Compile every line that includes the word "Fork".

═════ PROVIDED RECORDS ═════

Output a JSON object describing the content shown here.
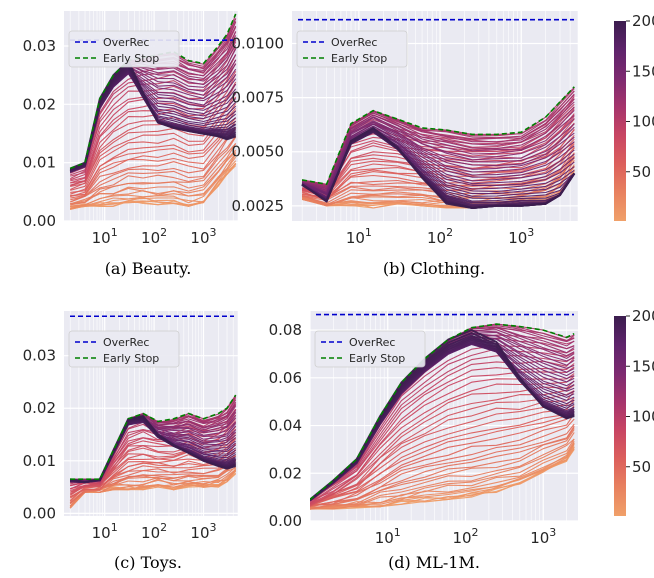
{
  "chart_data": [
    {
      "type": "line",
      "caption": "(a) Beauty.",
      "xscale": "log",
      "xlim": [
        1.5,
        5000
      ],
      "ylim": [
        0,
        0.036
      ],
      "ytick_labels": [
        "0.00",
        "0.01",
        "0.02",
        "0.03"
      ],
      "yticks": [
        0,
        0.01,
        0.02,
        0.03
      ],
      "xtick_exps": [
        1,
        2,
        3
      ],
      "legend": [
        "OverRec",
        "Early Stop"
      ],
      "legend_placement": "upper-left",
      "grid": true,
      "overrec": 0.031,
      "early_stop": {
        "x": [
          2,
          4,
          8,
          15,
          30,
          60,
          120,
          250,
          500,
          1000,
          2000,
          3000,
          4500
        ],
        "y": [
          0.009,
          0.01,
          0.021,
          0.025,
          0.0275,
          0.028,
          0.0285,
          0.029,
          0.0275,
          0.027,
          0.03,
          0.032,
          0.0355
        ]
      },
      "final_epoch": {
        "x": [
          2,
          4,
          8,
          15,
          30,
          60,
          120,
          250,
          500,
          1000,
          2000,
          3000,
          4500
        ],
        "y": [
          0.009,
          0.01,
          0.021,
          0.025,
          0.0275,
          0.022,
          0.017,
          0.016,
          0.0155,
          0.015,
          0.0145,
          0.014,
          0.0145
        ]
      },
      "lowest_run": {
        "x": [
          2,
          4,
          8,
          15,
          30,
          60,
          120,
          250,
          500,
          1000,
          2000,
          3000,
          4500
        ],
        "y": [
          0.002,
          0.0025,
          0.0025,
          0.0025,
          0.003,
          0.003,
          0.0028,
          0.003,
          0.0025,
          0.003,
          0.006,
          0.008,
          0.0095
        ]
      }
    },
    {
      "type": "line",
      "caption": "(b) Clothing.",
      "xscale": "log",
      "xlim": [
        1.5,
        5000
      ],
      "ylim": [
        0.0018,
        0.0115
      ],
      "ytick_labels": [
        "0.0025",
        "0.0050",
        "0.0075",
        "0.0100"
      ],
      "yticks": [
        0.0025,
        0.005,
        0.0075,
        0.01
      ],
      "xtick_exps": [
        1,
        2,
        3
      ],
      "legend": [
        "OverRec",
        "Early Stop"
      ],
      "legend_placement": "upper-left",
      "grid": true,
      "overrec": 0.0111,
      "early_stop": {
        "x": [
          2,
          4,
          8,
          15,
          30,
          60,
          120,
          250,
          500,
          1000,
          2000,
          3000,
          4500
        ],
        "y": [
          0.0037,
          0.0035,
          0.0063,
          0.0069,
          0.0065,
          0.0061,
          0.006,
          0.0058,
          0.0058,
          0.0059,
          0.0066,
          0.0073,
          0.008
        ]
      },
      "final_epoch": {
        "x": [
          2,
          4,
          8,
          15,
          30,
          60,
          120,
          250,
          500,
          1000,
          2000,
          3000,
          4500
        ],
        "y": [
          0.0035,
          0.0027,
          0.0055,
          0.0061,
          0.0052,
          0.0038,
          0.0026,
          0.0022,
          0.0022,
          0.0023,
          0.0022,
          0.0023,
          0.0026
        ]
      },
      "lowest_run": {
        "x": [
          2,
          4,
          8,
          15,
          30,
          60,
          120,
          250,
          500,
          1000,
          2000,
          3000,
          4500
        ],
        "y": [
          0.0028,
          0.0025,
          0.0025,
          0.0024,
          0.0025,
          0.0025,
          0.0024,
          0.0024,
          0.0025,
          0.0025,
          0.0026,
          0.003,
          0.004
        ]
      }
    },
    {
      "type": "line",
      "caption": "(c) Toys.",
      "xscale": "log",
      "xlim": [
        1.5,
        5000
      ],
      "ylim": [
        -0.0005,
        0.0385
      ],
      "ytick_labels": [
        "0.00",
        "0.01",
        "0.02",
        "0.03"
      ],
      "yticks": [
        0,
        0.01,
        0.02,
        0.03
      ],
      "xtick_exps": [
        1,
        2,
        3
      ],
      "legend": [
        "OverRec",
        "Early Stop"
      ],
      "legend_placement": "upper-left",
      "grid": true,
      "overrec": 0.0375,
      "early_stop": {
        "x": [
          2,
          4,
          8,
          15,
          30,
          60,
          120,
          250,
          500,
          1000,
          2000,
          3000,
          4500
        ],
        "y": [
          0.0065,
          0.0065,
          0.0065,
          0.012,
          0.018,
          0.019,
          0.0175,
          0.018,
          0.019,
          0.018,
          0.019,
          0.02,
          0.0225
        ]
      },
      "final_epoch": {
        "x": [
          2,
          4,
          8,
          15,
          30,
          60,
          120,
          250,
          500,
          1000,
          2000,
          3000,
          4500
        ],
        "y": [
          0.0065,
          0.006,
          0.0065,
          0.012,
          0.018,
          0.0185,
          0.015,
          0.013,
          0.0115,
          0.01,
          0.009,
          0.0085,
          0.009
        ]
      },
      "lowest_run": {
        "x": [
          2,
          4,
          8,
          15,
          30,
          60,
          120,
          250,
          500,
          1000,
          2000,
          3000,
          4500
        ],
        "y": [
          0.001,
          0.004,
          0.004,
          0.0045,
          0.0045,
          0.0045,
          0.005,
          0.0045,
          0.005,
          0.0048,
          0.005,
          0.006,
          0.0075
        ]
      }
    },
    {
      "type": "line",
      "caption": "(d) ML-1M.",
      "xscale": "log",
      "xlim": [
        1,
        2800
      ],
      "ylim": [
        0,
        0.088
      ],
      "ytick_labels": [
        "0.00",
        "0.02",
        "0.04",
        "0.06",
        "0.08"
      ],
      "yticks": [
        0,
        0.02,
        0.04,
        0.06,
        0.08
      ],
      "xtick_exps": [
        1,
        2,
        3
      ],
      "legend": [
        "OverRec",
        "Early Stop"
      ],
      "legend_placement": "upper-left",
      "grid": true,
      "overrec": 0.0865,
      "early_stop": {
        "x": [
          1,
          2,
          4,
          8,
          15,
          30,
          60,
          120,
          250,
          500,
          1000,
          2000,
          2500
        ],
        "y": [
          0.009,
          0.017,
          0.026,
          0.044,
          0.058,
          0.068,
          0.076,
          0.081,
          0.0825,
          0.0815,
          0.08,
          0.077,
          0.0785
        ]
      },
      "final_epoch": {
        "x": [
          1,
          2,
          4,
          8,
          15,
          30,
          60,
          120,
          250,
          500,
          1000,
          2000,
          2500
        ],
        "y": [
          0.009,
          0.017,
          0.026,
          0.044,
          0.058,
          0.068,
          0.076,
          0.08,
          0.075,
          0.06,
          0.048,
          0.043,
          0.044
        ]
      },
      "lowest_run": {
        "x": [
          1,
          2,
          4,
          8,
          15,
          30,
          60,
          120,
          250,
          500,
          1000,
          2000,
          2500
        ],
        "y": [
          0.005,
          0.005,
          0.0055,
          0.006,
          0.007,
          0.008,
          0.009,
          0.01,
          0.012,
          0.015,
          0.02,
          0.025,
          0.03
        ]
      }
    }
  ],
  "colorbar": {
    "min": 1,
    "max": 200,
    "tick_values": [
      50,
      100,
      150,
      200
    ],
    "tick_labels": [
      "50",
      "100",
      "150",
      "200"
    ],
    "colormap": "flare",
    "stops": [
      "#f0a069",
      "#e8815f",
      "#dc5f5c",
      "#c84563",
      "#a5346c",
      "#7d2a70",
      "#5e236b",
      "#3b1d4e"
    ]
  },
  "colors": {
    "plot_bg": "#eaeaf2",
    "grid": "#ffffff",
    "overrec": "#0000cc",
    "early_stop": "#008000"
  }
}
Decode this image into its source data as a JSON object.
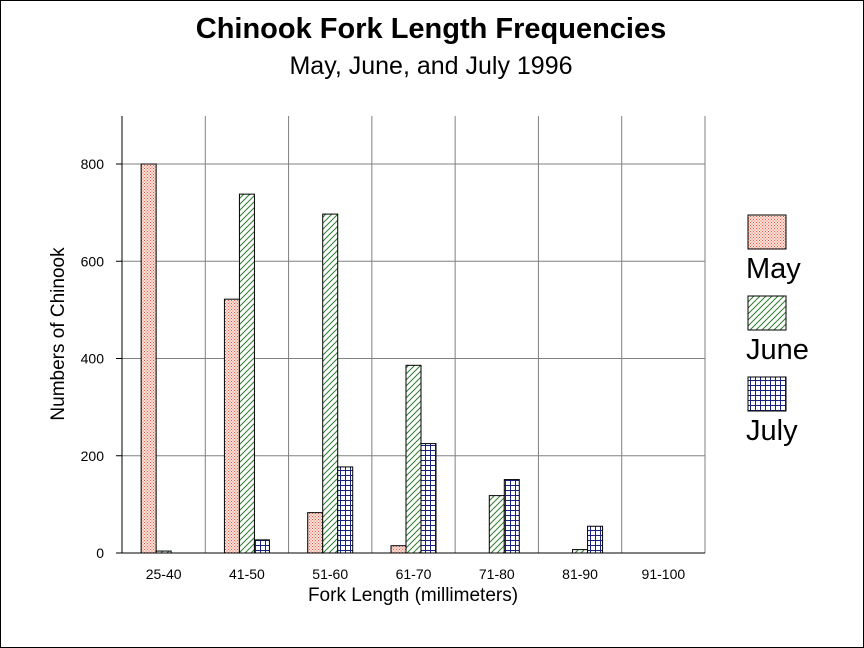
{
  "chart_data": {
    "type": "bar",
    "title": "Chinook Fork Length Frequencies",
    "subtitle": "May, June, and July 1996",
    "xlabel": "Fork Length (millimeters)",
    "ylabel": "Numbers of Chinook",
    "categories": [
      "25-40",
      "41-50",
      "51-60",
      "61-70",
      "71-80",
      "81-90",
      "91-100"
    ],
    "series": [
      {
        "name": "May",
        "values": [
          800,
          522,
          83,
          15,
          0,
          0,
          0
        ],
        "color": "#e05a44",
        "pattern": "dots"
      },
      {
        "name": "June",
        "values": [
          4,
          738,
          697,
          386,
          118,
          7,
          0
        ],
        "color": "#2e7d32",
        "pattern": "diagonal"
      },
      {
        "name": "July",
        "values": [
          0,
          27,
          177,
          225,
          151,
          55,
          0
        ],
        "color": "#1a237e",
        "pattern": "grid"
      }
    ],
    "ylim": [
      0,
      900
    ],
    "yticks": [
      0,
      200,
      400,
      600,
      800
    ],
    "grid": true,
    "legend_position": "right"
  }
}
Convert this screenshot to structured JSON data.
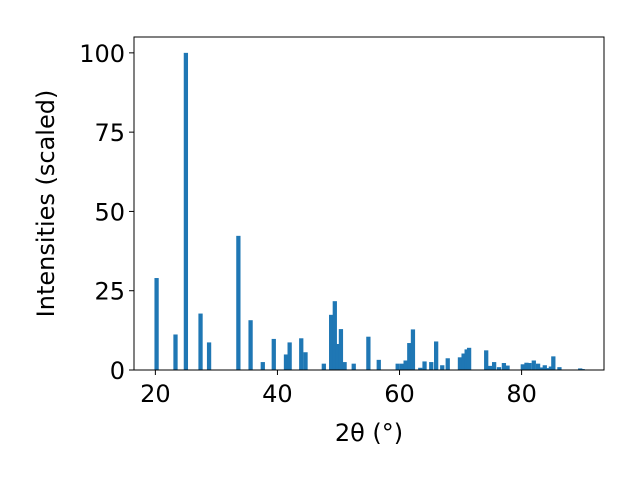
{
  "chart_data": {
    "type": "bar",
    "xlabel": "2θ (°)",
    "ylabel": "Intensities (scaled)",
    "xlim": [
      16.5,
      93.5
    ],
    "ylim": [
      0,
      105
    ],
    "xticks": [
      20,
      40,
      60,
      80
    ],
    "yticks": [
      0,
      25,
      50,
      75,
      100
    ],
    "bar_width": 0.7,
    "color": "#1f77b4",
    "grid": false,
    "x": [
      20.2,
      23.3,
      25.0,
      27.4,
      28.8,
      33.6,
      35.6,
      37.6,
      39.4,
      41.4,
      42.0,
      43.9,
      44.6,
      47.6,
      48.8,
      49.4,
      49.9,
      50.4,
      51.0,
      52.5,
      54.9,
      56.6,
      59.7,
      60.4,
      61.0,
      61.6,
      62.2,
      63.4,
      64.1,
      65.2,
      66.0,
      67.0,
      67.9,
      69.9,
      70.5,
      71.0,
      71.4,
      74.2,
      74.8,
      75.5,
      76.3,
      77.1,
      77.7,
      80.2,
      80.8,
      81.3,
      82.0,
      82.7,
      83.3,
      83.8,
      84.2,
      84.8,
      85.2,
      86.2,
      89.6,
      90.0
    ],
    "values": [
      29.0,
      11.2,
      100.0,
      17.8,
      8.7,
      42.3,
      15.7,
      2.5,
      9.8,
      4.9,
      8.7,
      10.0,
      5.6,
      2.0,
      17.4,
      21.7,
      8.2,
      12.9,
      2.5,
      2.0,
      10.5,
      3.2,
      2.0,
      2.0,
      3.0,
      8.5,
      12.8,
      0.7,
      2.7,
      2.5,
      9.0,
      1.5,
      3.7,
      4.0,
      5.2,
      6.5,
      7.0,
      6.2,
      1.3,
      2.5,
      0.9,
      2.2,
      1.4,
      1.8,
      2.3,
      2.2,
      3.0,
      2.0,
      0.8,
      1.5,
      0.6,
      1.1,
      4.3,
      0.9,
      0.5,
      0.3
    ]
  }
}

═════

→ EXERCISE SOLUTION
    "title": "Chinook Fork Length Frequencies",
    "xlabel": "Fork Length (millimeters)",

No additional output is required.